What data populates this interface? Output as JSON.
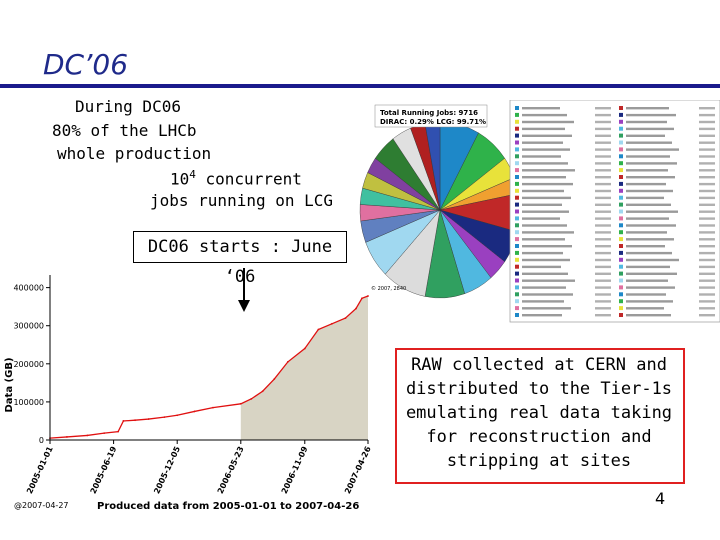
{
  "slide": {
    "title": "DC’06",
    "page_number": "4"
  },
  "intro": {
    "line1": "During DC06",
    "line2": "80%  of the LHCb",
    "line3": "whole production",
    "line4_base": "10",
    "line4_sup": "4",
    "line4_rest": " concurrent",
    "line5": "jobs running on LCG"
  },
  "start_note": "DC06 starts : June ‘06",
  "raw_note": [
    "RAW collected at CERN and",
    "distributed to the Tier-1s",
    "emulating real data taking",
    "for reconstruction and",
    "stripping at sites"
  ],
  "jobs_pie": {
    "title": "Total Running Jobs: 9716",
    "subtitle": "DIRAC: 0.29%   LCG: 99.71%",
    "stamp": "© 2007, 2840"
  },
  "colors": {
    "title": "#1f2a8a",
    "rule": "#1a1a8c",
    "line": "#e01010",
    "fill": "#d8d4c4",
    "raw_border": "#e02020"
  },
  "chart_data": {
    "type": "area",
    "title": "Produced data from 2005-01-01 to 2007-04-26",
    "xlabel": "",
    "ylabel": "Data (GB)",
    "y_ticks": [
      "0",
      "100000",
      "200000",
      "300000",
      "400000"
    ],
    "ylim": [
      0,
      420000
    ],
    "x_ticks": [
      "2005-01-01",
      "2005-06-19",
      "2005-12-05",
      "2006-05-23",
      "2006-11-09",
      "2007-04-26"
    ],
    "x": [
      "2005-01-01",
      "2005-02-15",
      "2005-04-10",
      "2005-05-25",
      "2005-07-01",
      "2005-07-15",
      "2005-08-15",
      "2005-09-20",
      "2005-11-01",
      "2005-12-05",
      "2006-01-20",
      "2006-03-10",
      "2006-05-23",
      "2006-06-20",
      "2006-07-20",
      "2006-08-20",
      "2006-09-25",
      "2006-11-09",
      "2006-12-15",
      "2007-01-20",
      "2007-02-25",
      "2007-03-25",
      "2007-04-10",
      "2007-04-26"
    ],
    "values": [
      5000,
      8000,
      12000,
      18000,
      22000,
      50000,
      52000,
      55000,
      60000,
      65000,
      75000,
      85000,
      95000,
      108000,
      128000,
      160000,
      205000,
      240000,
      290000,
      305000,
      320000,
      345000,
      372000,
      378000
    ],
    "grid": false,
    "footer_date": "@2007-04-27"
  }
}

+ + +

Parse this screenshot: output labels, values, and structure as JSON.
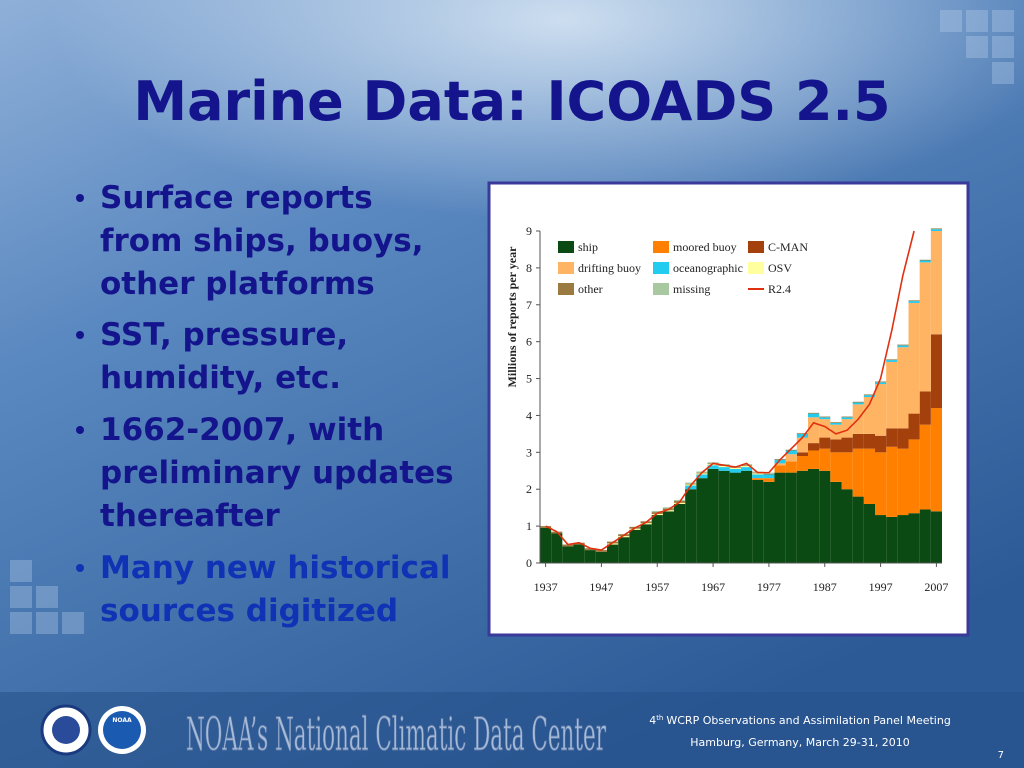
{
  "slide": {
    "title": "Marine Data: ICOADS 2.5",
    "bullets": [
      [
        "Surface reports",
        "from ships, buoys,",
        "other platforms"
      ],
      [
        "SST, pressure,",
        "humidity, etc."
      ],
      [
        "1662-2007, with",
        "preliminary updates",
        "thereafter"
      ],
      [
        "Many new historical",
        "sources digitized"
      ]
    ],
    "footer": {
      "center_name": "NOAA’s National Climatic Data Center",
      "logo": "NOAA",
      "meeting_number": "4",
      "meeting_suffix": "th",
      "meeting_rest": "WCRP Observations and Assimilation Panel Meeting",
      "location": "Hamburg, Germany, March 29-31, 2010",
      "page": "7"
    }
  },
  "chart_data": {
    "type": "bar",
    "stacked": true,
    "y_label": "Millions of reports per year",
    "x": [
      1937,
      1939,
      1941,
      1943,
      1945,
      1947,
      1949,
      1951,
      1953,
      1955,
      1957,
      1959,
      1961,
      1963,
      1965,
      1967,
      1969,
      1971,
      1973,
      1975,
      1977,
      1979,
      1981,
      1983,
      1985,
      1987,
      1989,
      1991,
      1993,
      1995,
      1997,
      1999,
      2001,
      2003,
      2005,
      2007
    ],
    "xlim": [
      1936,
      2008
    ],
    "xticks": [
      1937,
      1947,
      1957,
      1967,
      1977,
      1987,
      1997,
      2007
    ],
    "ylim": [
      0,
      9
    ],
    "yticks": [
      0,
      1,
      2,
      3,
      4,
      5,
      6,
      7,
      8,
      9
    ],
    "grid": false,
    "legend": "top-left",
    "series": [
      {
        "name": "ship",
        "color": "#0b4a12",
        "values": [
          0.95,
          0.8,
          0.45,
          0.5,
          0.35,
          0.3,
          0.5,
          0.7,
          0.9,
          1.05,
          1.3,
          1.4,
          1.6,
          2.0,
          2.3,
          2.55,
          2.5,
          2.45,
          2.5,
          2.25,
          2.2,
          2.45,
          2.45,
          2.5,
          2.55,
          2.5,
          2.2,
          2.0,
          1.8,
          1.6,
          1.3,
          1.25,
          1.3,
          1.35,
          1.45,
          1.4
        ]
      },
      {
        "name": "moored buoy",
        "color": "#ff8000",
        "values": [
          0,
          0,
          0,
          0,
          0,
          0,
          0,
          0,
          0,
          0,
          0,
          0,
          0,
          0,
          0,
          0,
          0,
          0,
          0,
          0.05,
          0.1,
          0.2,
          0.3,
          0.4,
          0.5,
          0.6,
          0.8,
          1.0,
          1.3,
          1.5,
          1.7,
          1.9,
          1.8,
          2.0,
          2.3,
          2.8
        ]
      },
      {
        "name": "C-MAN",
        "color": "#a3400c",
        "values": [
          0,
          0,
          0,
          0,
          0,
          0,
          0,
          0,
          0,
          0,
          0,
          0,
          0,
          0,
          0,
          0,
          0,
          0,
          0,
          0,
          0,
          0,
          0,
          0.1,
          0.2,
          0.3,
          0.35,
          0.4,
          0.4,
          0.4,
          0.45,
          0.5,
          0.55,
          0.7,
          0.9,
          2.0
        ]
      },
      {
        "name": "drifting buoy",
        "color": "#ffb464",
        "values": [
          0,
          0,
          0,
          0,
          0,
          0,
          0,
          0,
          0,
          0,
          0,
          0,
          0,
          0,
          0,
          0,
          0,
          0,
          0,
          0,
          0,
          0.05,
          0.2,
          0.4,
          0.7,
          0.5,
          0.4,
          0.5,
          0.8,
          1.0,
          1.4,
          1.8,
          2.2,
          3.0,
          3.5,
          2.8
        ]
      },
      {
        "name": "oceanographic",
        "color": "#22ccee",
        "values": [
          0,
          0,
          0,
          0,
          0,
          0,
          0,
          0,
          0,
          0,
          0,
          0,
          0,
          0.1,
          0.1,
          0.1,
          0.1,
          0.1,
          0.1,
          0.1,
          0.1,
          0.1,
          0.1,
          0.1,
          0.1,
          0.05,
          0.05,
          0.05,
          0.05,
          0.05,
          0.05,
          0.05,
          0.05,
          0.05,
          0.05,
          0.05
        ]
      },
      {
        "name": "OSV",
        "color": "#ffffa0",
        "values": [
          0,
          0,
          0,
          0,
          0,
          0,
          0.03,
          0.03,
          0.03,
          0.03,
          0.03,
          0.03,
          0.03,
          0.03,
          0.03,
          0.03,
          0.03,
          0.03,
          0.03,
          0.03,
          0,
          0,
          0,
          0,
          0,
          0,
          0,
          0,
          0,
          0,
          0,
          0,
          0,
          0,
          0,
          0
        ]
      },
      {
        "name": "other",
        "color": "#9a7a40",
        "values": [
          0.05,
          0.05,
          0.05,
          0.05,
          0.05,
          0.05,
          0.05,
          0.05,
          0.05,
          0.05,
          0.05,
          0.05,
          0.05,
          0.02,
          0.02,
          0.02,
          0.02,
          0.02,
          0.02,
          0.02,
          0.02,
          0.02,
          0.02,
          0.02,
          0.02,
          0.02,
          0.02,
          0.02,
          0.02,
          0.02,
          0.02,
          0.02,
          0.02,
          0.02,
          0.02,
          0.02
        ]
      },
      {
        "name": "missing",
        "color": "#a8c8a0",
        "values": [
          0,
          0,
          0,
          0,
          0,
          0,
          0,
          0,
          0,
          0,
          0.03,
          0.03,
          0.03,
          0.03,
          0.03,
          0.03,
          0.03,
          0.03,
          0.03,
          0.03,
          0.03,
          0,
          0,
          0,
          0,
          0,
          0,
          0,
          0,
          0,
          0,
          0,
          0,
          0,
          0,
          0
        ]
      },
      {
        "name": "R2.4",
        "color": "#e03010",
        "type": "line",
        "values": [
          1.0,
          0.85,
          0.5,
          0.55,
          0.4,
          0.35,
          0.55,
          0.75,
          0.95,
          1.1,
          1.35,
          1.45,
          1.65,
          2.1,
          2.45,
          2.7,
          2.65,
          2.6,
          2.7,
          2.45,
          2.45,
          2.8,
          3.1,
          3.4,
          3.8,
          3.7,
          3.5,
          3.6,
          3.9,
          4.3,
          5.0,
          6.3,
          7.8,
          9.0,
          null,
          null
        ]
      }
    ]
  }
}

+ + +

Directions for this task —
Scan the data for the word "from" and copy every line where it shows up.

Output below —
    "title": "Produced data from 2005-01-01 to 2007-04-26",
        "from ships, buoys,",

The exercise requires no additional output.